-- Start Input records --
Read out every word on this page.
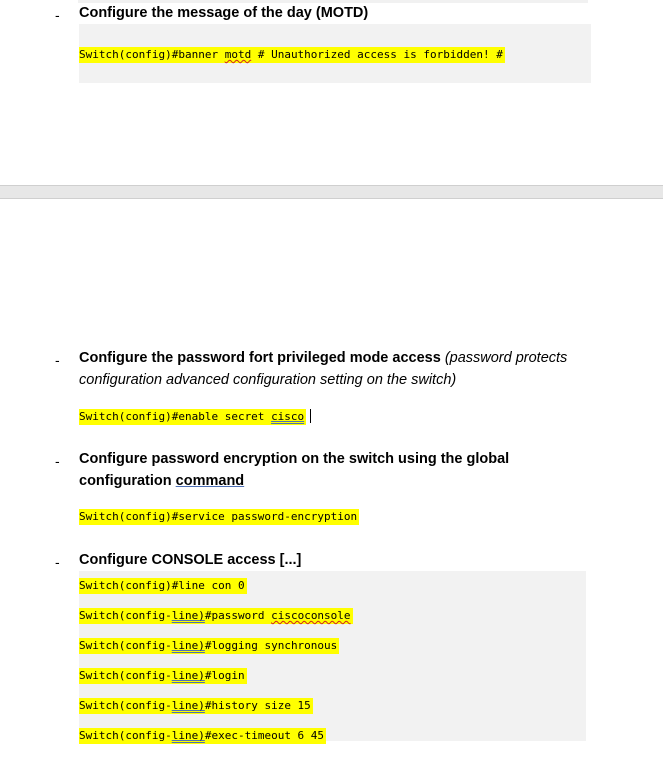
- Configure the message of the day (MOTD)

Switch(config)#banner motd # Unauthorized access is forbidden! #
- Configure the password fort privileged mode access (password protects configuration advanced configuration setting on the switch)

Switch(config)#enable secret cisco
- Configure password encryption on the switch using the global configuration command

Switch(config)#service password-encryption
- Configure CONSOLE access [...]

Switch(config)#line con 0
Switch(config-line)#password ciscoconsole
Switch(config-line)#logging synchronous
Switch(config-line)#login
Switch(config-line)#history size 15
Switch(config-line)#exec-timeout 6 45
-- End Input records --
-- Start Input records --
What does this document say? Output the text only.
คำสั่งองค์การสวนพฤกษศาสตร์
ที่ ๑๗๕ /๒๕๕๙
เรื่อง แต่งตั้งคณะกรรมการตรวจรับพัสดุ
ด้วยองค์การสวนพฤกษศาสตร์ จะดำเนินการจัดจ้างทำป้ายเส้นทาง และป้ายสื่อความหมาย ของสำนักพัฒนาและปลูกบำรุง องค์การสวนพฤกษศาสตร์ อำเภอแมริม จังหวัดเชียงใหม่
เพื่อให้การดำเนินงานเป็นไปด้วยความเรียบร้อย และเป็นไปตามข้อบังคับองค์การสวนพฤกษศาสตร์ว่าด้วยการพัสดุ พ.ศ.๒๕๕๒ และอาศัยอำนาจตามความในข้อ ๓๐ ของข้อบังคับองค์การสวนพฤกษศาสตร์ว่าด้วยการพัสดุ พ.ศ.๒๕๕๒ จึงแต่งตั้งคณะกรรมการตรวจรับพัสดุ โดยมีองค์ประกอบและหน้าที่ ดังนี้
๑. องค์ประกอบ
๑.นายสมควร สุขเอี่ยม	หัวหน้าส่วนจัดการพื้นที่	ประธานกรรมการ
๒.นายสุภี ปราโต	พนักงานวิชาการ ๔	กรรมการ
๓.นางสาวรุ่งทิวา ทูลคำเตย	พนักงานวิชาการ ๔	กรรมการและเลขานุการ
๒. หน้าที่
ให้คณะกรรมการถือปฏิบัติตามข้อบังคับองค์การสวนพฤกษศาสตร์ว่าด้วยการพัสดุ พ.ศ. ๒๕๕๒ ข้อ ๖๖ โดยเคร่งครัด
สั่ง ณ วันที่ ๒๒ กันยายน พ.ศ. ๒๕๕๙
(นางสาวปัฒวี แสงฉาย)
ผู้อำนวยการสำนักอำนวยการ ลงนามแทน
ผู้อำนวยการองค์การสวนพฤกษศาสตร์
-- End Input records --
#### Requirements:
Locate all lines in the listing above with the word "access". Copy them.

#### Answer to this exercise:
Switch(config)#banner motd # Unauthorized access is forbidden! #
- Configure the password fort privileged mode access (password protects configuration advanced configuration setting on the switch)
- Configure CONSOLE access [...]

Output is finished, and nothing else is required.